** Begin **

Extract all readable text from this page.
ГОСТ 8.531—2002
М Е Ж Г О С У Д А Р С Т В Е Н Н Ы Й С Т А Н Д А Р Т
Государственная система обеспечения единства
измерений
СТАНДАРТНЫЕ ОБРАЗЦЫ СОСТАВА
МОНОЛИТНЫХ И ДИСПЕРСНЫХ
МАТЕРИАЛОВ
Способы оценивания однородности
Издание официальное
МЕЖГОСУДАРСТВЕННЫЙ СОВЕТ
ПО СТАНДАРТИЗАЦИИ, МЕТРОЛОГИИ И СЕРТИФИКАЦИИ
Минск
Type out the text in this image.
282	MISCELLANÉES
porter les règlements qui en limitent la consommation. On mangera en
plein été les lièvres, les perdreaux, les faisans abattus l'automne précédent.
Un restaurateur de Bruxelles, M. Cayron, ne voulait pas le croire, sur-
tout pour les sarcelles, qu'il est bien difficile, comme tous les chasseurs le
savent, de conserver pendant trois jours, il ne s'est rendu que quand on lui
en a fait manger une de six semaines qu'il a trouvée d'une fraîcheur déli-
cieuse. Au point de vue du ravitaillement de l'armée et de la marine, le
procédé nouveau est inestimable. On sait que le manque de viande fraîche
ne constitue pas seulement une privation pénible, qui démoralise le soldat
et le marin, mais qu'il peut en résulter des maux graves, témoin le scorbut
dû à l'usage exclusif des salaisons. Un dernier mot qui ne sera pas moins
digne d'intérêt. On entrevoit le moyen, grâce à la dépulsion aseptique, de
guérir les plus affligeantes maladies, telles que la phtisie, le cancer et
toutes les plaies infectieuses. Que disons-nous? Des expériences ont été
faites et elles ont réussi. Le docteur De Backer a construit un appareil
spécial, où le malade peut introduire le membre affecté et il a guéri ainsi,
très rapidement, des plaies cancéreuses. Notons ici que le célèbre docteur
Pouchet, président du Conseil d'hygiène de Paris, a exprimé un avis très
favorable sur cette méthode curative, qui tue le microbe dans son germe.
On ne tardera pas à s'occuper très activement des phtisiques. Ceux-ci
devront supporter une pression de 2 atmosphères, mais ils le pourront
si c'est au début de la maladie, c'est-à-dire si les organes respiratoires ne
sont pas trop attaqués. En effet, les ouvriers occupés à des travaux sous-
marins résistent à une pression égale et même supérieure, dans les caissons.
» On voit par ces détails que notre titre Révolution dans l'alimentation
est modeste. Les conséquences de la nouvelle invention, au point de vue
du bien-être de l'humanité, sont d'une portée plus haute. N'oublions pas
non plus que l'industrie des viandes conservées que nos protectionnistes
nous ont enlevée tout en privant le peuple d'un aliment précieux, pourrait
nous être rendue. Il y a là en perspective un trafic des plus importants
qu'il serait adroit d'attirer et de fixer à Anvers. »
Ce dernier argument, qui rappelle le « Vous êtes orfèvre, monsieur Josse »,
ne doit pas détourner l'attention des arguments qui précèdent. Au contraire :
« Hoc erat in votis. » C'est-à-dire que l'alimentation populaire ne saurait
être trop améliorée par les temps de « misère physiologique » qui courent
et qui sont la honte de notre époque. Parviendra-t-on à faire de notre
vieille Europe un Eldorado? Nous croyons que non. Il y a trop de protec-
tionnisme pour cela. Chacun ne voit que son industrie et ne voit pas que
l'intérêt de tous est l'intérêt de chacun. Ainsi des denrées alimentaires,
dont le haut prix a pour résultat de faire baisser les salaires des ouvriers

** End **

» **Directions for this task**: Restate the data above exactly, keeping each word as it stands.

» **Solution to the problem**:
Extract all readable text from this page.
ГОСТ 8.531—2002
М Е Ж Г О С У Д А Р С Т В Е Н Н Ы Й С Т А Н Д А Р Т
Государственная система обеспечения единства
измерений
СТАНДАРТНЫЕ ОБРАЗЦЫ СОСТАВА
МОНОЛИТНЫХ И ДИСПЕРСНЫХ
МАТЕРИАЛОВ
Способы оценивания однородности
Издание официальное
МЕЖГОСУДАРСТВЕННЫЙ СОВЕТ
ПО СТАНДАРТИЗАЦИИ, МЕТРОЛОГИИ И СЕРТИФИКАЦИИ
Минск
Type out the text in this image.
282	MISCELLANÉES
porter les règlements qui en limitent la consommation. On mangera en
plein été les lièvres, les perdreaux, les faisans abattus l'automne précédent.
Un restaurateur de Bruxelles, M. Cayron, ne voulait pas le croire, sur-
tout pour les sarcelles, qu'il est bien difficile, comme tous les chasseurs le
savent, de conserver pendant trois jours, il ne s'est rendu que quand on lui
en a fait manger une de six semaines qu'il a trouvée d'une fraîcheur déli-
cieuse. Au point de vue du ravitaillement de l'armée et de la marine, le
procédé nouveau est inestimable. On sait que le manque de viande fraîche
ne constitue pas seulement une privation pénible, qui démoralise le soldat
et le marin, mais qu'il peut en résulter des maux graves, témoin le scorbut
dû à l'usage exclusif des salaisons. Un dernier mot qui ne sera pas moins
digne d'intérêt. On entrevoit le moyen, grâce à la dépulsion aseptique, de
guérir les plus affligeantes maladies, telles que la phtisie, le cancer et
toutes les plaies infectieuses. Que disons-nous? Des expériences ont été
faites et elles ont réussi. Le docteur De Backer a construit un appareil
spécial, où le malade peut introduire le membre affecté et il a guéri ainsi,
très rapidement, des plaies cancéreuses. Notons ici que le célèbre docteur
Pouchet, président du Conseil d'hygiène de Paris, a exprimé un avis très
favorable sur cette méthode curative, qui tue le microbe dans son germe.
On ne tardera pas à s'occuper très activement des phtisiques. Ceux-ci
devront supporter une pression de 2 atmosphères, mais ils le pourront
si c'est au début de la maladie, c'est-à-dire si les organes respiratoires ne
sont pas trop attaqués. En effet, les ouvriers occupés à des travaux sous-
marins résistent à une pression égale et même supérieure, dans les caissons.
» On voit par ces détails que notre titre Révolution dans l'alimentation
est modeste. Les conséquences de la nouvelle invention, au point de vue
du bien-être de l'humanité, sont d'une portée plus haute. N'oublions pas
non plus que l'industrie des viandes conservées que nos protectionnistes
nous ont enlevée tout en privant le peuple d'un aliment précieux, pourrait
nous être rendue. Il y a là en perspective un trafic des plus importants
qu'il serait adroit d'attirer et de fixer à Anvers. »
Ce dernier argument, qui rappelle le « Vous êtes orfèvre, monsieur Josse »,
ne doit pas détourner l'attention des arguments qui précèdent. Au contraire :
« Hoc erat in votis. » C'est-à-dire que l'alimentation populaire ne saurait
être trop améliorée par les temps de « misère physiologique » qui courent
et qui sont la honte de notre époque. Parviendra-t-on à faire de notre
vieille Europe un Eldorado? Nous croyons que non. Il y a trop de protec-
tionnisme pour cela. Chacun ne voit que son industrie et ne voit pas que
l'intérêt de tous est l'intérêt de chacun. Ainsi des denrées alimentaires,
dont le haut prix a pour résultat de faire baisser les salaires des ouvriers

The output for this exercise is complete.